*Task details*.
Can you quote the records below in full, word for word?

[Figure dataset records]

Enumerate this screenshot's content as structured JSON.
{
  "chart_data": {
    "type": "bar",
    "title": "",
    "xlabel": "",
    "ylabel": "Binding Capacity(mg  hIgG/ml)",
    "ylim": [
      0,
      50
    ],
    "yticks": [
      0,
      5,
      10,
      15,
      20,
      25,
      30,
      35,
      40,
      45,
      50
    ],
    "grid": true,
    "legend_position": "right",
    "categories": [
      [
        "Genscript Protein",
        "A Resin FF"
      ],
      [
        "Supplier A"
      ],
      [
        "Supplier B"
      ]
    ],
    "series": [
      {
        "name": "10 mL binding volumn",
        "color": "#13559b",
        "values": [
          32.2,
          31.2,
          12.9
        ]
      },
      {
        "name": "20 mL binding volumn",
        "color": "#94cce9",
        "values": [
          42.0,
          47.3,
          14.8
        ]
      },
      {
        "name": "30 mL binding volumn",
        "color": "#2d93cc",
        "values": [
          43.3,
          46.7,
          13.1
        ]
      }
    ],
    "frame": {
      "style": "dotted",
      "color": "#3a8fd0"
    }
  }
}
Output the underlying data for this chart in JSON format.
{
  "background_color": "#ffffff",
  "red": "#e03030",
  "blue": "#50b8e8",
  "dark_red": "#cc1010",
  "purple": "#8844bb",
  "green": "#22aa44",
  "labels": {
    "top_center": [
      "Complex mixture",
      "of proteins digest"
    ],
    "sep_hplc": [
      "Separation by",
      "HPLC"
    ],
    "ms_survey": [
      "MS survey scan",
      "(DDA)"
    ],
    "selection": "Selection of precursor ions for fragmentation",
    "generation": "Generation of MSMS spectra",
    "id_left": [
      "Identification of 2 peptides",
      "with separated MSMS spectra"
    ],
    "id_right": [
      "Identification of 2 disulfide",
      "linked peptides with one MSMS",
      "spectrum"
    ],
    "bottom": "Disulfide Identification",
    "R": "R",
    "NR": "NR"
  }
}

*Your solution*.
Enumerate this screenshot's content as structured JSON.
{
  "chart_data": {
    "type": "bar",
    "title": "",
    "xlabel": "",
    "ylabel": "Binding Capacity(mg  hIgG/ml)",
    "ylim": [
      0,
      50
    ],
    "yticks": [
      0,
      5,
      10,
      15,
      20,
      25,
      30,
      35,
      40,
      45,
      50
    ],
    "grid": true,
    "legend_position": "right",
    "categories": [
      [
        "Genscript Protein",
        "A Resin FF"
      ],
      [
        "Supplier A"
      ],
      [
        "Supplier B"
      ]
    ],
    "series": [
      {
        "name": "10 mL binding volumn",
        "color": "#13559b",
        "values": [
          32.2,
          31.2,
          12.9
        ]
      },
      {
        "name": "20 mL binding volumn",
        "color": "#94cce9",
        "values": [
          42.0,
          47.3,
          14.8
        ]
      },
      {
        "name": "30 mL binding volumn",
        "color": "#2d93cc",
        "values": [
          43.3,
          46.7,
          13.1
        ]
      }
    ],
    "frame": {
      "style": "dotted",
      "color": "#3a8fd0"
    }
  }
}
Output the underlying data for this chart in JSON format.
{
  "background_color": "#ffffff",
  "red": "#e03030",
  "blue": "#50b8e8",
  "dark_red": "#cc1010",
  "purple": "#8844bb",
  "green": "#22aa44",
  "labels": {
    "top_center": [
      "Complex mixture",
      "of proteins digest"
    ],
    "sep_hplc": [
      "Separation by",
      "HPLC"
    ],
    "ms_survey": [
      "MS survey scan",
      "(DDA)"
    ],
    "selection": "Selection of precursor ions for fragmentation",
    "generation": "Generation of MSMS spectra",
    "id_left": [
      "Identification of 2 peptides",
      "with separated MSMS spectra"
    ],
    "id_right": [
      "Identification of 2 disulfide",
      "linked peptides with one MSMS",
      "spectrum"
    ],
    "bottom": "Disulfide Identification",
    "R": "R",
    "NR": "NR"
  }
}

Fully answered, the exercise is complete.